### WORK REQUIRED
All of the records below need to be copied exactly.

= = =

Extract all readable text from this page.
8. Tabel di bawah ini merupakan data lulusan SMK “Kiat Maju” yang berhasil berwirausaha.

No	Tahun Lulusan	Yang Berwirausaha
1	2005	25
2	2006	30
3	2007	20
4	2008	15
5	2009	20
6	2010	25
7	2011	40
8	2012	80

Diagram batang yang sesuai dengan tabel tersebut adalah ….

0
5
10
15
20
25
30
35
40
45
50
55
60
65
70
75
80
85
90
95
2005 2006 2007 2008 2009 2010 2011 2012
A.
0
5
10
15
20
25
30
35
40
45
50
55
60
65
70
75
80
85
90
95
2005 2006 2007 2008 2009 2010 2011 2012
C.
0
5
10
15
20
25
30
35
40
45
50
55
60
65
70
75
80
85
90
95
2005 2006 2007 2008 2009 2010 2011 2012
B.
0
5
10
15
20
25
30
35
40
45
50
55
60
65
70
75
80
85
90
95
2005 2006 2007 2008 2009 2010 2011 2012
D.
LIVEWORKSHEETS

= = =

### FULL RESPONSE
Extract all readable text from this page.
8. Tabel di bawah ini merupakan data lulusan SMK “Kiat Maju” yang berhasil berwirausaha.

No	Tahun Lulusan	Yang Berwirausaha
1	2005	25
2	2006	30
3	2007	20
4	2008	15
5	2009	20
6	2010	25
7	2011	40
8	2012	80

Diagram batang yang sesuai dengan tabel tersebut adalah ….

0
5
10
15
20
25
30
35
40
45
50
55
60
65
70
75
80
85
90
95
2005 2006 2007 2008 2009 2010 2011 2012
A.
0
5
10
15
20
25
30
35
40
45
50
55
60
65
70
75
80
85
90
95
2005 2006 2007 2008 2009 2010 2011 2012
C.
0
5
10
15
20
25
30
35
40
45
50
55
60
65
70
75
80
85
90
95
2005 2006 2007 2008 2009 2010 2011 2012
B.
0
5
10
15
20
25
30
35
40
45
50
55
60
65
70
75
80
85
90
95
2005 2006 2007 2008 2009 2010 2011 2012
D.
LIVEWORKSHEETS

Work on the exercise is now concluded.